▸ Instructions for the task: Return every record verbatim.

[Begin Input material]

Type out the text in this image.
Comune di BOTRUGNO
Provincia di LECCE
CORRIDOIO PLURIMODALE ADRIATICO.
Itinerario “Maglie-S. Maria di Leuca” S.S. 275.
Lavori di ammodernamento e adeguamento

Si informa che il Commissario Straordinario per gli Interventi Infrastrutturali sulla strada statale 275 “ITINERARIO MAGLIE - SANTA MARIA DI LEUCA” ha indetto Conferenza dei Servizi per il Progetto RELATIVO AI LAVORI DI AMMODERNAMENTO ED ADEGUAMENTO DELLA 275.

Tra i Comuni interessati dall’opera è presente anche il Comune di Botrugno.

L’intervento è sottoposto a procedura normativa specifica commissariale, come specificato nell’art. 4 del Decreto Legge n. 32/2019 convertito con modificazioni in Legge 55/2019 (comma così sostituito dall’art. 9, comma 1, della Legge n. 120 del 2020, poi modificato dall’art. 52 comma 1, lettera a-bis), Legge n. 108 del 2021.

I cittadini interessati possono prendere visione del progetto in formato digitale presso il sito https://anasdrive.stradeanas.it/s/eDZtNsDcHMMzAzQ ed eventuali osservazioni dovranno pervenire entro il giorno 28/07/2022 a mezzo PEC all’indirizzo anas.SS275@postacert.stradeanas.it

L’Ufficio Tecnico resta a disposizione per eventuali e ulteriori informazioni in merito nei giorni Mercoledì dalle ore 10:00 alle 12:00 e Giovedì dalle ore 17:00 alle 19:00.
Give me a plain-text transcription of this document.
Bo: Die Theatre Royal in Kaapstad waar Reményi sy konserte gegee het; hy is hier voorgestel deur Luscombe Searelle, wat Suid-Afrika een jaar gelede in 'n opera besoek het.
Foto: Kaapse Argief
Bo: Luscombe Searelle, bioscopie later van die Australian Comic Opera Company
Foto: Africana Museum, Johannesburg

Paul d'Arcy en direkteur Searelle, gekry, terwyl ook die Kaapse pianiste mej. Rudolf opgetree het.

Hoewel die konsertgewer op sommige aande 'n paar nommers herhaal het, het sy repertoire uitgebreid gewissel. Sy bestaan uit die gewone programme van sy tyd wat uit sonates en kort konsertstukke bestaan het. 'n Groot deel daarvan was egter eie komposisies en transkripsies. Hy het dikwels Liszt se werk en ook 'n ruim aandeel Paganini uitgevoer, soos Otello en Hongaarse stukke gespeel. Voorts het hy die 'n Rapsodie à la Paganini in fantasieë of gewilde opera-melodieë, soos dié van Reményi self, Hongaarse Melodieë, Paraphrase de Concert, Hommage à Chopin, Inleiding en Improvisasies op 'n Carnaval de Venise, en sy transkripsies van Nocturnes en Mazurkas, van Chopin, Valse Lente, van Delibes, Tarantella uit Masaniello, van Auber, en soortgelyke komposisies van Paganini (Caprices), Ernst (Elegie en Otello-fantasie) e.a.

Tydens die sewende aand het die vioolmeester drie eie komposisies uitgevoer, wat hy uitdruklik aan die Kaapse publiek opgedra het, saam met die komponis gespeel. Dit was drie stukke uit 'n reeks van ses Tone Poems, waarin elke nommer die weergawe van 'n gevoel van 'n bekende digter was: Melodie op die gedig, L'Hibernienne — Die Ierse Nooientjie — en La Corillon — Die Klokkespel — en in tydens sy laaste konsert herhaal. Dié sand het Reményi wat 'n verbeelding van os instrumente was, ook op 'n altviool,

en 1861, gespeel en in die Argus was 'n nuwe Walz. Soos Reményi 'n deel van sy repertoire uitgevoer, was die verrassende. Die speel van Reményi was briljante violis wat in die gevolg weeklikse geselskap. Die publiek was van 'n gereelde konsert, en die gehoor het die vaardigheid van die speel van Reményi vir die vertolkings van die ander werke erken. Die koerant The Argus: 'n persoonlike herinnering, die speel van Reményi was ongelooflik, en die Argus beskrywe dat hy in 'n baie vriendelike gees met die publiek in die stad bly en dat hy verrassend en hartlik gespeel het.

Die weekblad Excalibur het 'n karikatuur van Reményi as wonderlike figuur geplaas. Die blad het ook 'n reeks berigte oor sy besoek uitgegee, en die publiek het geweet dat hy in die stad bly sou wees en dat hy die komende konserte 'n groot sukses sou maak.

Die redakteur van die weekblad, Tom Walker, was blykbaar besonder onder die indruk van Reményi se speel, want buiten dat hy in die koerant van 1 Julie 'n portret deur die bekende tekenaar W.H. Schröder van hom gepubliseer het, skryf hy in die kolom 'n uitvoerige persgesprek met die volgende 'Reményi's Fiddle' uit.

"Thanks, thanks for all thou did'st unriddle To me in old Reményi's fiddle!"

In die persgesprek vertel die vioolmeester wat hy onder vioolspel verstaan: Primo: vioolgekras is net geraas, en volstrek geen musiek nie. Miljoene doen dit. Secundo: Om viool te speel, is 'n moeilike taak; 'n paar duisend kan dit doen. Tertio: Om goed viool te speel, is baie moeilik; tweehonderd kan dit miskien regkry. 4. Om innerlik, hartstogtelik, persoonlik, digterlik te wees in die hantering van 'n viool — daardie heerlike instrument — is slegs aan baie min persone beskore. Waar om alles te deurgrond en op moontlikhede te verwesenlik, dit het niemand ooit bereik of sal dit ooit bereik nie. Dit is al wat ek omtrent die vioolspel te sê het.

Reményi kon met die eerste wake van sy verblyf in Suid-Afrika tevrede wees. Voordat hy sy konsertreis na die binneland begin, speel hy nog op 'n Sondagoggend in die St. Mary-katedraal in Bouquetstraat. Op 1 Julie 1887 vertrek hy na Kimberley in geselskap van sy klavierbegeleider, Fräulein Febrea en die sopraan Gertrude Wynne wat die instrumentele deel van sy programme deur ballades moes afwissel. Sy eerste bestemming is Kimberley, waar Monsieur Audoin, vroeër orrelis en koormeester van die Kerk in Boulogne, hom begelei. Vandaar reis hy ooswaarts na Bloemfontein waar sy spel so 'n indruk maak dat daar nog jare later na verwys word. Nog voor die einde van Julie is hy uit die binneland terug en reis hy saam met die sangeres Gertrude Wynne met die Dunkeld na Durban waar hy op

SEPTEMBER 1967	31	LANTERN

[End Input material]

▸ Final answer:
Type out the text in this image.
Comune di BOTRUGNO
Provincia di LECCE
CORRIDOIO PLURIMODALE ADRIATICO.
Itinerario “Maglie-S. Maria di Leuca” S.S. 275.
Lavori di ammodernamento e adeguamento

Si informa che il Commissario Straordinario per gli Interventi Infrastrutturali sulla strada statale 275 “ITINERARIO MAGLIE - SANTA MARIA DI LEUCA” ha indetto Conferenza dei Servizi per il Progetto RELATIVO AI LAVORI DI AMMODERNAMENTO ED ADEGUAMENTO DELLA 275.

Tra i Comuni interessati dall’opera è presente anche il Comune di Botrugno.

L’intervento è sottoposto a procedura normativa specifica commissariale, come specificato nell’art. 4 del Decreto Legge n. 32/2019 convertito con modificazioni in Legge 55/2019 (comma così sostituito dall’art. 9, comma 1, della Legge n. 120 del 2020, poi modificato dall’art. 52 comma 1, lettera a-bis), Legge n. 108 del 2021.

I cittadini interessati possono prendere visione del progetto in formato digitale presso il sito https://anasdrive.stradeanas.it/s/eDZtNsDcHMMzAzQ ed eventuali osservazioni dovranno pervenire entro il giorno 28/07/2022 a mezzo PEC all’indirizzo anas.SS275@postacert.stradeanas.it

L’Ufficio Tecnico resta a disposizione per eventuali e ulteriori informazioni in merito nei giorni Mercoledì dalle ore 10:00 alle 12:00 e Giovedì dalle ore 17:00 alle 19:00.
Give me a plain-text transcription of this document.
Bo: Die Theatre Royal in Kaapstad waar Reményi sy konserte gegee het; hy is hier voorgestel deur Luscombe Searelle, wat Suid-Afrika een jaar gelede in 'n opera besoek het.
Foto: Kaapse Argief
Bo: Luscombe Searelle, bioscopie later van die Australian Comic Opera Company
Foto: Africana Museum, Johannesburg

Paul d'Arcy en direkteur Searelle, gekry, terwyl ook die Kaapse pianiste mej. Rudolf opgetree het.

Hoewel die konsertgewer op sommige aande 'n paar nommers herhaal het, het sy repertoire uitgebreid gewissel. Sy bestaan uit die gewone programme van sy tyd wat uit sonates en kort konsertstukke bestaan het. 'n Groot deel daarvan was egter eie komposisies en transkripsies. Hy het dikwels Liszt se werk en ook 'n ruim aandeel Paganini uitgevoer, soos Otello en Hongaarse stukke gespeel. Voorts het hy die 'n Rapsodie à la Paganini in fantasieë of gewilde opera-melodieë, soos dié van Reményi self, Hongaarse Melodieë, Paraphrase de Concert, Hommage à Chopin, Inleiding en Improvisasies op 'n Carnaval de Venise, en sy transkripsies van Nocturnes en Mazurkas, van Chopin, Valse Lente, van Delibes, Tarantella uit Masaniello, van Auber, en soortgelyke komposisies van Paganini (Caprices), Ernst (Elegie en Otello-fantasie) e.a.

Tydens die sewende aand het die vioolmeester drie eie komposisies uitgevoer, wat hy uitdruklik aan die Kaapse publiek opgedra het, saam met die komponis gespeel. Dit was drie stukke uit 'n reeks van ses Tone Poems, waarin elke nommer die weergawe van 'n gevoel van 'n bekende digter was: Melodie op die gedig, L'Hibernienne — Die Ierse Nooientjie — en La Corillon — Die Klokkespel — en in tydens sy laaste konsert herhaal. Dié sand het Reményi wat 'n verbeelding van os instrumente was, ook op 'n altviool,

en 1861, gespeel en in die Argus was 'n nuwe Walz. Soos Reményi 'n deel van sy repertoire uitgevoer, was die verrassende. Die speel van Reményi was briljante violis wat in die gevolg weeklikse geselskap. Die publiek was van 'n gereelde konsert, en die gehoor het die vaardigheid van die speel van Reményi vir die vertolkings van die ander werke erken. Die koerant The Argus: 'n persoonlike herinnering, die speel van Reményi was ongelooflik, en die Argus beskrywe dat hy in 'n baie vriendelike gees met die publiek in die stad bly en dat hy verrassend en hartlik gespeel het.

Die weekblad Excalibur het 'n karikatuur van Reményi as wonderlike figuur geplaas. Die blad het ook 'n reeks berigte oor sy besoek uitgegee, en die publiek het geweet dat hy in die stad bly sou wees en dat hy die komende konserte 'n groot sukses sou maak.

Die redakteur van die weekblad, Tom Walker, was blykbaar besonder onder die indruk van Reményi se speel, want buiten dat hy in die koerant van 1 Julie 'n portret deur die bekende tekenaar W.H. Schröder van hom gepubliseer het, skryf hy in die kolom 'n uitvoerige persgesprek met die volgende 'Reményi's Fiddle' uit.

"Thanks, thanks for all thou did'st unriddle To me in old Reményi's fiddle!"

In die persgesprek vertel die vioolmeester wat hy onder vioolspel verstaan: Primo: vioolgekras is net geraas, en volstrek geen musiek nie. Miljoene doen dit. Secundo: Om viool te speel, is 'n moeilike taak; 'n paar duisend kan dit doen. Tertio: Om goed viool te speel, is baie moeilik; tweehonderd kan dit miskien regkry. 4. Om innerlik, hartstogtelik, persoonlik, digterlik te wees in die hantering van 'n viool — daardie heerlike instrument — is slegs aan baie min persone beskore. Waar om alles te deurgrond en op moontlikhede te verwesenlik, dit het niemand ooit bereik of sal dit ooit bereik nie. Dit is al wat ek omtrent die vioolspel te sê het.

Reményi kon met die eerste wake van sy verblyf in Suid-Afrika tevrede wees. Voordat hy sy konsertreis na die binneland begin, speel hy nog op 'n Sondagoggend in die St. Mary-katedraal in Bouquetstraat. Op 1 Julie 1887 vertrek hy na Kimberley in geselskap van sy klavierbegeleider, Fräulein Febrea en die sopraan Gertrude Wynne wat die instrumentele deel van sy programme deur ballades moes afwissel. Sy eerste bestemming is Kimberley, waar Monsieur Audoin, vroeër orrelis en koormeester van die Kerk in Boulogne, hom begelei. Vandaar reis hy ooswaarts na Bloemfontein waar sy spel so 'n indruk maak dat daar nog jare later na verwys word. Nog voor die einde van Julie is hy uit die binneland terug en reis hy saam met die sangeres Gertrude Wynne met die Dunkeld na Durban waar hy op

SEPTEMBER 1967	31	LANTERN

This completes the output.